## Data extracted from a collection
____________________

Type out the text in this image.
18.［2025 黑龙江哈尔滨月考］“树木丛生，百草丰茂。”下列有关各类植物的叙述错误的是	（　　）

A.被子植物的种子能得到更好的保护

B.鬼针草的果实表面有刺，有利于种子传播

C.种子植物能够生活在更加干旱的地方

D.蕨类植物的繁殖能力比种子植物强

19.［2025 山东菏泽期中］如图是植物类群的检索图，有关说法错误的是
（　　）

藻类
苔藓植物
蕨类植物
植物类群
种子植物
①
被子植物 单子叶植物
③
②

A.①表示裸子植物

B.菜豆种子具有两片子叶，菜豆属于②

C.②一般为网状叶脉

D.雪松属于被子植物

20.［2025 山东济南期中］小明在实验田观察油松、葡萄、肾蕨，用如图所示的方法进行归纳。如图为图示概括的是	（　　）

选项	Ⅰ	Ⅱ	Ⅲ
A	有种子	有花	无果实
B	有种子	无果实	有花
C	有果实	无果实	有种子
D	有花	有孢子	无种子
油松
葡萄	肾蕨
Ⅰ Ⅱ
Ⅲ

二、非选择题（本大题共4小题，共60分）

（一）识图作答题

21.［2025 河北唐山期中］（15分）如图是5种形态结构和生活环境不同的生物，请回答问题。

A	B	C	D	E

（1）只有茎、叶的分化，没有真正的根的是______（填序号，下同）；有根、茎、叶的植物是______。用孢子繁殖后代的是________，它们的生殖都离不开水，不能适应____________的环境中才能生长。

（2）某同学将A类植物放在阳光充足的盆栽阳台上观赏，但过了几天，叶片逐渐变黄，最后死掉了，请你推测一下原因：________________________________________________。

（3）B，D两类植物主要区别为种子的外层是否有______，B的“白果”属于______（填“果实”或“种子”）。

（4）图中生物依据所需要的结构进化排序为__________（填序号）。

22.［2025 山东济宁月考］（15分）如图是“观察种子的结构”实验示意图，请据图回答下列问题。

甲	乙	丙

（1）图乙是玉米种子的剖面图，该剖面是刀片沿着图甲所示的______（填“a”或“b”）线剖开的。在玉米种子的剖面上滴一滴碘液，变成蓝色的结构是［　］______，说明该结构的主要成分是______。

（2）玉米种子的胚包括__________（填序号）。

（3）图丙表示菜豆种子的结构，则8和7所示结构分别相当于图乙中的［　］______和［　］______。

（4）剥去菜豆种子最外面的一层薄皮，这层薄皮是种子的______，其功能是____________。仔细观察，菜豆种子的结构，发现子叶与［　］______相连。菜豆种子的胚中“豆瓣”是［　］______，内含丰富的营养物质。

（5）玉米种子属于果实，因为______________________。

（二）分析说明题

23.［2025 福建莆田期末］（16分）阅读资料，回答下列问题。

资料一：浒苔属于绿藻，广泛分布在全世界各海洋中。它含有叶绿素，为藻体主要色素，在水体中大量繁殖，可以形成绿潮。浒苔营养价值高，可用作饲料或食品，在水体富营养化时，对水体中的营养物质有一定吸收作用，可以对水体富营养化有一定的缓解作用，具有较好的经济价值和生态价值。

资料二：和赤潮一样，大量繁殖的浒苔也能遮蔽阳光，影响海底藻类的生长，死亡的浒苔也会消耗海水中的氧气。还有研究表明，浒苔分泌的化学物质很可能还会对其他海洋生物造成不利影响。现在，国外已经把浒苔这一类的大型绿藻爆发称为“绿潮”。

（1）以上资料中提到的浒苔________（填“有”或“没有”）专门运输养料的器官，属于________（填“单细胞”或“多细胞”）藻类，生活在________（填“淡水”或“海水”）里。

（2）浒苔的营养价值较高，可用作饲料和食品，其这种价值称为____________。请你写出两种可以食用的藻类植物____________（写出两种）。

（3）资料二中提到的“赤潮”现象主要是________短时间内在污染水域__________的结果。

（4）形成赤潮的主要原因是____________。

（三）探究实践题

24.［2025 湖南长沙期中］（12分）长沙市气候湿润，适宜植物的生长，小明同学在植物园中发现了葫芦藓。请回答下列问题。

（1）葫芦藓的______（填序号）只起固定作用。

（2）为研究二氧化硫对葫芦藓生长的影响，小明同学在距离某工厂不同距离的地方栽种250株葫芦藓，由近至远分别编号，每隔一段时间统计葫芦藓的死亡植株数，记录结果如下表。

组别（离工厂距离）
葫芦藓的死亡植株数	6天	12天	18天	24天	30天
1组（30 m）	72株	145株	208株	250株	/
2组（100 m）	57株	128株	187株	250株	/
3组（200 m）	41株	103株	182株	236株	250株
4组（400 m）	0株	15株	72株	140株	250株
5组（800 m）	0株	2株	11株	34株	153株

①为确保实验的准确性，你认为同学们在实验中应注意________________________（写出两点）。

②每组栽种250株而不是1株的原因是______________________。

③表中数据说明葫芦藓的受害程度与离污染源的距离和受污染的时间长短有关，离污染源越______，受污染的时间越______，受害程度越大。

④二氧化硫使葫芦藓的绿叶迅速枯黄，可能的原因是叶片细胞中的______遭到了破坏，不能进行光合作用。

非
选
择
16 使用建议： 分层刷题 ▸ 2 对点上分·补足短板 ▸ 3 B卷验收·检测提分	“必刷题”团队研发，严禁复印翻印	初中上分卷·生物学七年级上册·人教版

____________________

## STATED GOAL
Repeat the records exactly, including every line.

## ANSWER TO THIS PROBLEM
Type out the text in this image.
18.［2025 黑龙江哈尔滨月考］“树木丛生，百草丰茂。”下列有关各类植物的叙述错误的是	（　　）

A.被子植物的种子能得到更好的保护

B.鬼针草的果实表面有刺，有利于种子传播

C.种子植物能够生活在更加干旱的地方

D.蕨类植物的繁殖能力比种子植物强

19.［2025 山东菏泽期中］如图是植物类群的检索图，有关说法错误的是
（　　）

藻类
苔藓植物
蕨类植物
植物类群
种子植物
①
被子植物 单子叶植物
③
②

A.①表示裸子植物

B.菜豆种子具有两片子叶，菜豆属于②

C.②一般为网状叶脉

D.雪松属于被子植物

20.［2025 山东济南期中］小明在实验田观察油松、葡萄、肾蕨，用如图所示的方法进行归纳。如图为图示概括的是	（　　）

选项	Ⅰ	Ⅱ	Ⅲ
A	有种子	有花	无果实
B	有种子	无果实	有花
C	有果实	无果实	有种子
D	有花	有孢子	无种子
油松
葡萄	肾蕨
Ⅰ Ⅱ
Ⅲ

二、非选择题（本大题共4小题，共60分）

（一）识图作答题

21.［2025 河北唐山期中］（15分）如图是5种形态结构和生活环境不同的生物，请回答问题。

A	B	C	D	E

（1）只有茎、叶的分化，没有真正的根的是______（填序号，下同）；有根、茎、叶的植物是______。用孢子繁殖后代的是________，它们的生殖都离不开水，不能适应____________的环境中才能生长。

（2）某同学将A类植物放在阳光充足的盆栽阳台上观赏，但过了几天，叶片逐渐变黄，最后死掉了，请你推测一下原因：________________________________________________。

（3）B，D两类植物主要区别为种子的外层是否有______，B的“白果”属于______（填“果实”或“种子”）。

（4）图中生物依据所需要的结构进化排序为__________（填序号）。

22.［2025 山东济宁月考］（15分）如图是“观察种子的结构”实验示意图，请据图回答下列问题。

甲	乙	丙

（1）图乙是玉米种子的剖面图，该剖面是刀片沿着图甲所示的______（填“a”或“b”）线剖开的。在玉米种子的剖面上滴一滴碘液，变成蓝色的结构是［　］______，说明该结构的主要成分是______。

（2）玉米种子的胚包括__________（填序号）。

（3）图丙表示菜豆种子的结构，则8和7所示结构分别相当于图乙中的［　］______和［　］______。

（4）剥去菜豆种子最外面的一层薄皮，这层薄皮是种子的______，其功能是____________。仔细观察，菜豆种子的结构，发现子叶与［　］______相连。菜豆种子的胚中“豆瓣”是［　］______，内含丰富的营养物质。

（5）玉米种子属于果实，因为______________________。

（二）分析说明题

23.［2025 福建莆田期末］（16分）阅读资料，回答下列问题。

资料一：浒苔属于绿藻，广泛分布在全世界各海洋中。它含有叶绿素，为藻体主要色素，在水体中大量繁殖，可以形成绿潮。浒苔营养价值高，可用作饲料或食品，在水体富营养化时，对水体中的营养物质有一定吸收作用，可以对水体富营养化有一定的缓解作用，具有较好的经济价值和生态价值。

资料二：和赤潮一样，大量繁殖的浒苔也能遮蔽阳光，影响海底藻类的生长，死亡的浒苔也会消耗海水中的氧气。还有研究表明，浒苔分泌的化学物质很可能还会对其他海洋生物造成不利影响。现在，国外已经把浒苔这一类的大型绿藻爆发称为“绿潮”。

（1）以上资料中提到的浒苔________（填“有”或“没有”）专门运输养料的器官，属于________（填“单细胞”或“多细胞”）藻类，生活在________（填“淡水”或“海水”）里。

（2）浒苔的营养价值较高，可用作饲料和食品，其这种价值称为____________。请你写出两种可以食用的藻类植物____________（写出两种）。

（3）资料二中提到的“赤潮”现象主要是________短时间内在污染水域__________的结果。

（4）形成赤潮的主要原因是____________。

（三）探究实践题

24.［2025 湖南长沙期中］（12分）长沙市气候湿润，适宜植物的生长，小明同学在植物园中发现了葫芦藓。请回答下列问题。

（1）葫芦藓的______（填序号）只起固定作用。

（2）为研究二氧化硫对葫芦藓生长的影响，小明同学在距离某工厂不同距离的地方栽种250株葫芦藓，由近至远分别编号，每隔一段时间统计葫芦藓的死亡植株数，记录结果如下表。

组别（离工厂距离）
葫芦藓的死亡植株数	6天	12天	18天	24天	30天
1组（30 m）	72株	145株	208株	250株	/
2组（100 m）	57株	128株	187株	250株	/
3组（200 m）	41株	103株	182株	236株	250株
4组（400 m）	0株	15株	72株	140株	250株
5组（800 m）	0株	2株	11株	34株	153株

①为确保实验的准确性，你认为同学们在实验中应注意________________________（写出两点）。

②每组栽种250株而不是1株的原因是______________________。

③表中数据说明葫芦藓的受害程度与离污染源的距离和受污染的时间长短有关，离污染源越______，受污染的时间越______，受害程度越大。

④二氧化硫使葫芦藓的绿叶迅速枯黄，可能的原因是叶片细胞中的______遭到了破坏，不能进行光合作用。

非
选
择
16 使用建议： 分层刷题 ▸ 2 对点上分·补足短板 ▸ 3 B卷验收·检测提分	“必刷题”团队研发，严禁复印翻印	初中上分卷·生物学七年级上册·人教版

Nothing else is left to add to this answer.